● **Given exercise**
Every entry must be given again exactly.

* Start *

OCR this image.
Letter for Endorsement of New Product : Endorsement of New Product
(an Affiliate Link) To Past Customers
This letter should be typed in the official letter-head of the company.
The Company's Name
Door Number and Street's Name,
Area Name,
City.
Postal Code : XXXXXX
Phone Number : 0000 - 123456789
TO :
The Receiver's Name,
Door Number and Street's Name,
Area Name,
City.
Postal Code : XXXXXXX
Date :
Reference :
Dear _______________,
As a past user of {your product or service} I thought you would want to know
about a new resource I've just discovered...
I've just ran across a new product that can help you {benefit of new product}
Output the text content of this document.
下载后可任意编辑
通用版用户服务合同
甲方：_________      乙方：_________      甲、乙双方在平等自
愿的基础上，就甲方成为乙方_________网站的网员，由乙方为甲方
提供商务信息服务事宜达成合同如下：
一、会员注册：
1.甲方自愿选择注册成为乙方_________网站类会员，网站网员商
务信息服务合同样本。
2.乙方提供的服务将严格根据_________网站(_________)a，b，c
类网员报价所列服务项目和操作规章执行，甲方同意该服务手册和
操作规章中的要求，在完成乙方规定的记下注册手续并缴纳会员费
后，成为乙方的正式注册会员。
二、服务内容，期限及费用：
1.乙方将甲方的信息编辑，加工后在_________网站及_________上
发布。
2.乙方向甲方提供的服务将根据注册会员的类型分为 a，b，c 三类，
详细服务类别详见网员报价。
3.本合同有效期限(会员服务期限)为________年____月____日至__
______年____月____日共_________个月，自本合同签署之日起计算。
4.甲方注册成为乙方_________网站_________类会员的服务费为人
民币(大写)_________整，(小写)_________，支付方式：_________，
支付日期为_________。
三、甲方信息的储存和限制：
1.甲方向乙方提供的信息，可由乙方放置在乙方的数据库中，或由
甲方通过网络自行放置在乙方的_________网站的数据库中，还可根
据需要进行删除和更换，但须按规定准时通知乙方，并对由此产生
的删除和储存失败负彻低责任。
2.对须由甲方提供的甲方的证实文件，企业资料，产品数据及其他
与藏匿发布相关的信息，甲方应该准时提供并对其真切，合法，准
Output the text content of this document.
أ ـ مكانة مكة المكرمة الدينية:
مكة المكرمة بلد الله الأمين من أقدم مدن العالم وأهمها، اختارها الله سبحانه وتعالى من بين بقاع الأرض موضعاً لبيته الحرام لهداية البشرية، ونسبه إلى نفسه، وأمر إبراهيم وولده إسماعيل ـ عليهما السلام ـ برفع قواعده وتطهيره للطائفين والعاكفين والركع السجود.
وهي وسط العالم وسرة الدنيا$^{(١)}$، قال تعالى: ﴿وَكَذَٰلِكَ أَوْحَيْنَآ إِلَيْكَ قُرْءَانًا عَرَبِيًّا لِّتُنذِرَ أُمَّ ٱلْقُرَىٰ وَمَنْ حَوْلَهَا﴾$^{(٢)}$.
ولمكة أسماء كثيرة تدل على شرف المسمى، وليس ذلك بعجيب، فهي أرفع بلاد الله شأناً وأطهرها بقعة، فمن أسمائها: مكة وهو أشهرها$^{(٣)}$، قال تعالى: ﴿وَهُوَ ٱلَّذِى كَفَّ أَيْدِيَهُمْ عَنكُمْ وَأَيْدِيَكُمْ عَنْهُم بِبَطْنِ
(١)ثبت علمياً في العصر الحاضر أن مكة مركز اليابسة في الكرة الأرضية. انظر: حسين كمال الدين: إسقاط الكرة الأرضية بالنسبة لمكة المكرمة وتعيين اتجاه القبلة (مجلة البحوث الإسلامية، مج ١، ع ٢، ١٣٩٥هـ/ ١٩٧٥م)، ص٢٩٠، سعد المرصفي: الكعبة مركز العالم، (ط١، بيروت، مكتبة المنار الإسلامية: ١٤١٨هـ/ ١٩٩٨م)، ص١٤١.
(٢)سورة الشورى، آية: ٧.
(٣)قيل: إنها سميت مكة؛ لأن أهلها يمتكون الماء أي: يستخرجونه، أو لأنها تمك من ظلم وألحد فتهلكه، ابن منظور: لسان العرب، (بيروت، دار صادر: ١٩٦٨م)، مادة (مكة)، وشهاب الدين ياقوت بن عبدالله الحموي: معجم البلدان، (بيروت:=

* End *

● **Output for this exercise**
OCR this image.
Letter for Endorsement of New Product : Endorsement of New Product
(an Affiliate Link) To Past Customers
This letter should be typed in the official letter-head of the company.
The Company's Name
Door Number and Street's Name,
Area Name,
City.
Postal Code : XXXXXX
Phone Number : 0000 - 123456789
TO :
The Receiver's Name,
Door Number and Street's Name,
Area Name,
City.
Postal Code : XXXXXXX
Date :
Reference :
Dear _______________,
As a past user of {your product or service} I thought you would want to know
about a new resource I've just discovered...
I've just ran across a new product that can help you {benefit of new product}
Output the text content of this document.
下载后可任意编辑
通用版用户服务合同
甲方：_________      乙方：_________      甲、乙双方在平等自
愿的基础上，就甲方成为乙方_________网站的网员，由乙方为甲方
提供商务信息服务事宜达成合同如下：
一、会员注册：
1.甲方自愿选择注册成为乙方_________网站类会员，网站网员商
务信息服务合同样本。
2.乙方提供的服务将严格根据_________网站(_________)a，b，c
类网员报价所列服务项目和操作规章执行，甲方同意该服务手册和
操作规章中的要求，在完成乙方规定的记下注册手续并缴纳会员费
后，成为乙方的正式注册会员。
二、服务内容，期限及费用：
1.乙方将甲方的信息编辑，加工后在_________网站及_________上
发布。
2.乙方向甲方提供的服务将根据注册会员的类型分为 a，b，c 三类，
详细服务类别详见网员报价。
3.本合同有效期限(会员服务期限)为________年____月____日至__
______年____月____日共_________个月，自本合同签署之日起计算。
4.甲方注册成为乙方_________网站_________类会员的服务费为人
民币(大写)_________整，(小写)_________，支付方式：_________，
支付日期为_________。
三、甲方信息的储存和限制：
1.甲方向乙方提供的信息，可由乙方放置在乙方的数据库中，或由
甲方通过网络自行放置在乙方的_________网站的数据库中，还可根
据需要进行删除和更换，但须按规定准时通知乙方，并对由此产生
的删除和储存失败负彻低责任。
2.对须由甲方提供的甲方的证实文件，企业资料，产品数据及其他
与藏匿发布相关的信息，甲方应该准时提供并对其真切，合法，准
Output the text content of this document.
أ ـ مكانة مكة المكرمة الدينية:
مكة المكرمة بلد الله الأمين من أقدم مدن العالم وأهمها، اختارها الله سبحانه وتعالى من بين بقاع الأرض موضعاً لبيته الحرام لهداية البشرية، ونسبه إلى نفسه، وأمر إبراهيم وولده إسماعيل ـ عليهما السلام ـ برفع قواعده وتطهيره للطائفين والعاكفين والركع السجود.
وهي وسط العالم وسرة الدنيا$^{(١)}$، قال تعالى: ﴿وَكَذَٰلِكَ أَوْحَيْنَآ إِلَيْكَ قُرْءَانًا عَرَبِيًّا لِّتُنذِرَ أُمَّ ٱلْقُرَىٰ وَمَنْ حَوْلَهَا﴾$^{(٢)}$.
ولمكة أسماء كثيرة تدل على شرف المسمى، وليس ذلك بعجيب، فهي أرفع بلاد الله شأناً وأطهرها بقعة، فمن أسمائها: مكة وهو أشهرها$^{(٣)}$، قال تعالى: ﴿وَهُوَ ٱلَّذِى كَفَّ أَيْدِيَهُمْ عَنكُمْ وَأَيْدِيَكُمْ عَنْهُم بِبَطْنِ
(١)ثبت علمياً في العصر الحاضر أن مكة مركز اليابسة في الكرة الأرضية. انظر: حسين كمال الدين: إسقاط الكرة الأرضية بالنسبة لمكة المكرمة وتعيين اتجاه القبلة (مجلة البحوث الإسلامية، مج ١، ع ٢، ١٣٩٥هـ/ ١٩٧٥م)، ص٢٩٠، سعد المرصفي: الكعبة مركز العالم، (ط١، بيروت، مكتبة المنار الإسلامية: ١٤١٨هـ/ ١٩٩٨م)، ص١٤١.
(٢)سورة الشورى، آية: ٧.
(٣)قيل: إنها سميت مكة؛ لأن أهلها يمتكون الماء أي: يستخرجونه، أو لأنها تمك من ظلم وألحد فتهلكه، ابن منظور: لسان العرب، (بيروت، دار صادر: ١٩٦٨م)، مادة (مكة)، وشهاب الدين ياقوت بن عبدالله الحموي: معجم البلدان، (بيروت:=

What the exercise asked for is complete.